─── Data extract ───

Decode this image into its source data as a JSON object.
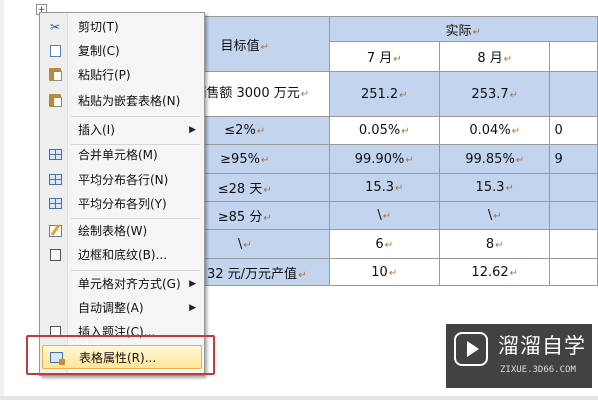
{
  "table": {
    "header": {
      "target": "目标值",
      "actual": "实际",
      "july": "7 月",
      "aug": "8 月"
    },
    "rows": [
      {
        "target": "年销售额 3000 万元",
        "jul": "251.2",
        "aug": "253.7"
      },
      {
        "target": "≤2%",
        "jul": "0.05%",
        "aug": "0.04%",
        "next": "0"
      },
      {
        "target": "≥95%",
        "jul": "99.90%",
        "aug": "99.85%",
        "next": "9"
      },
      {
        "target": "≤28 天",
        "jul": "15.3",
        "aug": "15.3"
      },
      {
        "target": "≥85 分",
        "jul": "\\",
        "aug": "\\"
      },
      {
        "target": "\\",
        "jul": "6",
        "aug": "8"
      },
      {
        "target": "32 元/万元产值",
        "jul": "10",
        "aug": "12.62"
      }
    ],
    "paragraph_mark": "↵"
  },
  "context_menu": {
    "items": [
      {
        "label": "剪切(T)",
        "icon": "scissors-icon"
      },
      {
        "label": "复制(C)",
        "icon": "copy-icon"
      },
      {
        "label": "粘贴行(P)",
        "icon": "paste-icon"
      },
      {
        "label": "粘贴为嵌套表格(N)",
        "icon": "paste-nested-icon"
      },
      {
        "label": "插入(I)",
        "submenu": true
      },
      {
        "label": "合并单元格(M)",
        "icon": "merge-cells-icon"
      },
      {
        "label": "平均分布各行(N)",
        "icon": "distribute-rows-icon"
      },
      {
        "label": "平均分布各列(Y)",
        "icon": "distribute-columns-icon"
      },
      {
        "label": "绘制表格(W)",
        "icon": "draw-table-icon"
      },
      {
        "label": "边框和底纹(B)...",
        "icon": "borders-icon"
      },
      {
        "label": "单元格对齐方式(G)",
        "submenu": true
      },
      {
        "label": "自动调整(A)",
        "submenu": true
      },
      {
        "label": "插入题注(C)...",
        "icon": "caption-icon"
      },
      {
        "label": "表格属性(R)...",
        "icon": "table-properties-icon",
        "highlighted": true
      }
    ],
    "submenu_arrow": "▶"
  },
  "watermark": {
    "title": "溜溜自学",
    "url": "ZIXUE.3D66.COM"
  },
  "colors": {
    "selection": "#c2d4ee",
    "highlight": "#ffe59a",
    "annotation_box": "#c8383a"
  }
}
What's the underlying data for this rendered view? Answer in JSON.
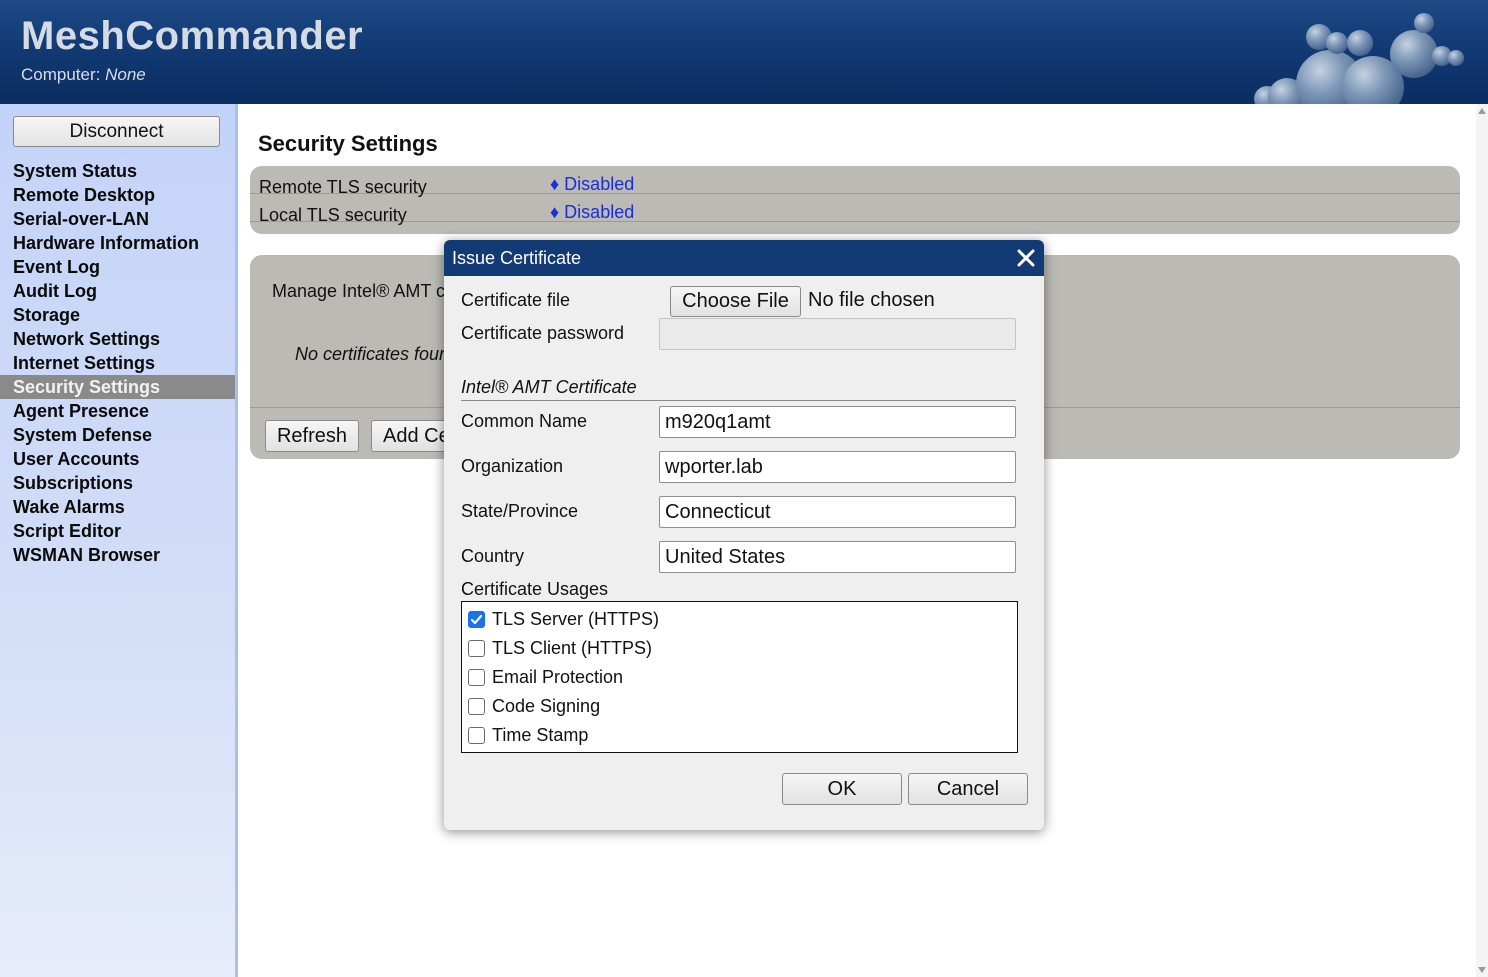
{
  "header": {
    "app_title": "MeshCommander",
    "computer_label": "Computer:",
    "computer_value": "None"
  },
  "sidebar": {
    "disconnect_label": "Disconnect",
    "items": [
      {
        "label": "System Status"
      },
      {
        "label": "Remote Desktop"
      },
      {
        "label": "Serial-over-LAN"
      },
      {
        "label": "Hardware Information"
      },
      {
        "label": "Event Log"
      },
      {
        "label": "Audit Log"
      },
      {
        "label": "Storage"
      },
      {
        "label": "Network Settings"
      },
      {
        "label": "Internet Settings"
      },
      {
        "label": "Security Settings",
        "active": true
      },
      {
        "label": "Agent Presence"
      },
      {
        "label": "System Defense"
      },
      {
        "label": "User Accounts"
      },
      {
        "label": "Subscriptions"
      },
      {
        "label": "Wake Alarms"
      },
      {
        "label": "Script Editor"
      },
      {
        "label": "WSMAN Browser"
      }
    ]
  },
  "main": {
    "page_title": "Security Settings",
    "tls": {
      "remote_label": "Remote TLS security",
      "remote_value": "♦ Disabled",
      "local_label": "Local TLS security",
      "local_value": "♦ Disabled"
    },
    "certs": {
      "manage_text": "Manage Intel® AMT c",
      "no_certs_text": "No certificates four",
      "refresh_label": "Refresh",
      "add_label": "Add Ce"
    }
  },
  "dialog": {
    "title": "Issue Certificate",
    "close_icon": "close-icon",
    "certificate_file_label": "Certificate file",
    "choose_file_label": "Choose File",
    "file_status": "No file chosen",
    "certificate_password_label": "Certificate password",
    "certificate_password_value": "",
    "section_title": "Intel® AMT Certificate",
    "common_name_label": "Common Name",
    "common_name_value": "m920q1amt",
    "organization_label": "Organization",
    "organization_value": "wporter.lab",
    "state_label": "State/Province",
    "state_value": "Connecticut",
    "country_label": "Country",
    "country_value": "United States",
    "usages_label": "Certificate Usages",
    "usages": [
      {
        "label": "TLS Server (HTTPS)",
        "checked": true
      },
      {
        "label": "TLS Client (HTTPS)",
        "checked": false
      },
      {
        "label": "Email Protection",
        "checked": false
      },
      {
        "label": "Code Signing",
        "checked": false
      },
      {
        "label": "Time Stamp",
        "checked": false
      }
    ],
    "ok_label": "OK",
    "cancel_label": "Cancel"
  },
  "colors": {
    "header_bg": "#123a74",
    "sidebar_bg": "#c3d3f8",
    "active_nav_bg": "#8a8a8a",
    "panel_bg": "#bbbab5",
    "link_blue": "#1a2fd6",
    "checkbox_blue": "#1a73e8"
  }
}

───

**Task**:
Pictures excluded, quote all the data above exactly.

**Reply to the exercise**:
Decode this image into its source data as a JSON object.
{
  "table": {
    "header": {
      "target": "目标值",
      "actual": "实际",
      "july": "7 月",
      "aug": "8 月"
    },
    "rows": [
      {
        "target": "年销售额 3000 万元",
        "jul": "251.2",
        "aug": "253.7"
      },
      {
        "target": "≤2%",
        "jul": "0.05%",
        "aug": "0.04%",
        "next": "0"
      },
      {
        "target": "≥95%",
        "jul": "99.90%",
        "aug": "99.85%",
        "next": "9"
      },
      {
        "target": "≤28 天",
        "jul": "15.3",
        "aug": "15.3"
      },
      {
        "target": "≥85 分",
        "jul": "\\",
        "aug": "\\"
      },
      {
        "target": "\\",
        "jul": "6",
        "aug": "8"
      },
      {
        "target": "32 元/万元产值",
        "jul": "10",
        "aug": "12.62"
      }
    ],
    "paragraph_mark": "↵"
  },
  "context_menu": {
    "items": [
      {
        "label": "剪切(T)",
        "icon": "scissors-icon"
      },
      {
        "label": "复制(C)",
        "icon": "copy-icon"
      },
      {
        "label": "粘贴行(P)",
        "icon": "paste-icon"
      },
      {
        "label": "粘贴为嵌套表格(N)",
        "icon": "paste-nested-icon"
      },
      {
        "label": "插入(I)",
        "submenu": true
      },
      {
        "label": "合并单元格(M)",
        "icon": "merge-cells-icon"
      },
      {
        "label": "平均分布各行(N)",
        "icon": "distribute-rows-icon"
      },
      {
        "label": "平均分布各列(Y)",
        "icon": "distribute-columns-icon"
      },
      {
        "label": "绘制表格(W)",
        "icon": "draw-table-icon"
      },
      {
        "label": "边框和底纹(B)...",
        "icon": "borders-icon"
      },
      {
        "label": "单元格对齐方式(G)",
        "submenu": true
      },
      {
        "label": "自动调整(A)",
        "submenu": true
      },
      {
        "label": "插入题注(C)...",
        "icon": "caption-icon"
      },
      {
        "label": "表格属性(R)...",
        "icon": "table-properties-icon",
        "highlighted": true
      }
    ],
    "submenu_arrow": "▶"
  },
  "watermark": {
    "title": "溜溜自学",
    "url": "ZIXUE.3D66.COM"
  },
  "colors": {
    "selection": "#c2d4ee",
    "highlight": "#ffe59a",
    "annotation_box": "#c8383a"
  }
}
What's the underlying data for this rendered view? Answer in JSON.
{
  "header": {
    "app_title": "MeshCommander",
    "computer_label": "Computer:",
    "computer_value": "None"
  },
  "sidebar": {
    "disconnect_label": "Disconnect",
    "items": [
      {
        "label": "System Status"
      },
      {
        "label": "Remote Desktop"
      },
      {
        "label": "Serial-over-LAN"
      },
      {
        "label": "Hardware Information"
      },
      {
        "label": "Event Log"
      },
      {
        "label": "Audit Log"
      },
      {
        "label": "Storage"
      },
      {
        "label": "Network Settings"
      },
      {
        "label": "Internet Settings"
      },
      {
        "label": "Security Settings",
        "active": true
      },
      {
        "label": "Agent Presence"
      },
      {
        "label": "System Defense"
      },
      {
        "label": "User Accounts"
      },
      {
        "label": "Subscriptions"
      },
      {
        "label": "Wake Alarms"
      },
      {
        "label": "Script Editor"
      },
      {
        "label": "WSMAN Browser"
      }
    ]
  },
  "main": {
    "page_title": "Security Settings",
    "tls": {
      "remote_label": "Remote TLS security",
      "remote_value": "♦ Disabled",
      "local_label": "Local TLS security",
      "local_value": "♦ Disabled"
    },
    "certs": {
      "manage_text": "Manage Intel® AMT c",
      "no_certs_text": "No certificates four",
      "refresh_label": "Refresh",
      "add_label": "Add Ce"
    }
  },
  "dialog": {
    "title": "Issue Certificate",
    "close_icon": "close-icon",
    "certificate_file_label": "Certificate file",
    "choose_file_label": "Choose File",
    "file_status": "No file chosen",
    "certificate_password_label": "Certificate password",
    "certificate_password_value": "",
    "section_title": "Intel® AMT Certificate",
    "common_name_label": "Common Name",
    "common_name_value": "m920q1amt",
    "organization_label": "Organization",
    "organization_value": "wporter.lab",
    "state_label": "State/Province",
    "state_value": "Connecticut",
    "country_label": "Country",
    "country_value": "United States",
    "usages_label": "Certificate Usages",
    "usages": [
      {
        "label": "TLS Server (HTTPS)",
        "checked": true
      },
      {
        "label": "TLS Client (HTTPS)",
        "checked": false
      },
      {
        "label": "Email Protection",
        "checked": false
      },
      {
        "label": "Code Signing",
        "checked": false
      },
      {
        "label": "Time Stamp",
        "checked": false
      }
    ],
    "ok_label": "OK",
    "cancel_label": "Cancel"
  },
  "colors": {
    "header_bg": "#123a74",
    "sidebar_bg": "#c3d3f8",
    "active_nav_bg": "#8a8a8a",
    "panel_bg": "#bbbab5",
    "link_blue": "#1a2fd6",
    "checkbox_blue": "#1a73e8"
  }
}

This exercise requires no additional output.